Every entry that follows needs to be repeated exactly.

··· Provided entries ···

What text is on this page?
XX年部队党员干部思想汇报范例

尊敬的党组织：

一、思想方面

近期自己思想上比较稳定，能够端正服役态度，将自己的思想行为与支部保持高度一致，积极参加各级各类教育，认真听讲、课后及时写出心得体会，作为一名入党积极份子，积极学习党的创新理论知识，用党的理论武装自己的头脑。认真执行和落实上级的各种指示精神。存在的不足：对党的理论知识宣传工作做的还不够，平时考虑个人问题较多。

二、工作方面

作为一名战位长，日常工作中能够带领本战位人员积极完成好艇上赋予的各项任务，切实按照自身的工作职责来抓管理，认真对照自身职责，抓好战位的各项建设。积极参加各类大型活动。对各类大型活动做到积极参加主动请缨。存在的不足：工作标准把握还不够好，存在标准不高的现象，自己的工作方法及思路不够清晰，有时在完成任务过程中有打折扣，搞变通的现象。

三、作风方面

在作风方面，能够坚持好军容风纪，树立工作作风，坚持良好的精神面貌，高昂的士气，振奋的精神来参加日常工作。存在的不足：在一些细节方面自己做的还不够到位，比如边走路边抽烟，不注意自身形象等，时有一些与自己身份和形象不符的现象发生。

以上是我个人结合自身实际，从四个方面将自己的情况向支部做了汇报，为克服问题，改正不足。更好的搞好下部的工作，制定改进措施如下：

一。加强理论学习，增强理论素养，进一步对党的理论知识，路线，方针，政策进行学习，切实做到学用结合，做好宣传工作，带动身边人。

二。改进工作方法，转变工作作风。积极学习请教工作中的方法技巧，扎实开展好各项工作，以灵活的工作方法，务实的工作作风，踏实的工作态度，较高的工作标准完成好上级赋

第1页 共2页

···

== Reply ==
What text is on this page?
XX年部队党员干部思想汇报范例

尊敬的党组织：

一、思想方面

近期自己思想上比较稳定，能够端正服役态度，将自己的思想行为与支部保持高度一致，积极参加各级各类教育，认真听讲、课后及时写出心得体会，作为一名入党积极份子，积极学习党的创新理论知识，用党的理论武装自己的头脑。认真执行和落实上级的各种指示精神。存在的不足：对党的理论知识宣传工作做的还不够，平时考虑个人问题较多。

二、工作方面

作为一名战位长，日常工作中能够带领本战位人员积极完成好艇上赋予的各项任务，切实按照自身的工作职责来抓管理，认真对照自身职责，抓好战位的各项建设。积极参加各类大型活动。对各类大型活动做到积极参加主动请缨。存在的不足：工作标准把握还不够好，存在标准不高的现象，自己的工作方法及思路不够清晰，有时在完成任务过程中有打折扣，搞变通的现象。

三、作风方面

在作风方面，能够坚持好军容风纪，树立工作作风，坚持良好的精神面貌，高昂的士气，振奋的精神来参加日常工作。存在的不足：在一些细节方面自己做的还不够到位，比如边走路边抽烟，不注意自身形象等，时有一些与自己身份和形象不符的现象发生。

以上是我个人结合自身实际，从四个方面将自己的情况向支部做了汇报，为克服问题，改正不足。更好的搞好下部的工作，制定改进措施如下：

一。加强理论学习，增强理论素养，进一步对党的理论知识，路线，方针，政策进行学习，切实做到学用结合，做好宣传工作，带动身边人。

二。改进工作方法，转变工作作风。积极学习请教工作中的方法技巧，扎实开展好各项工作，以灵活的工作方法，务实的工作作风，踏实的工作态度，较高的工作标准完成好上级赋

第1页 共2页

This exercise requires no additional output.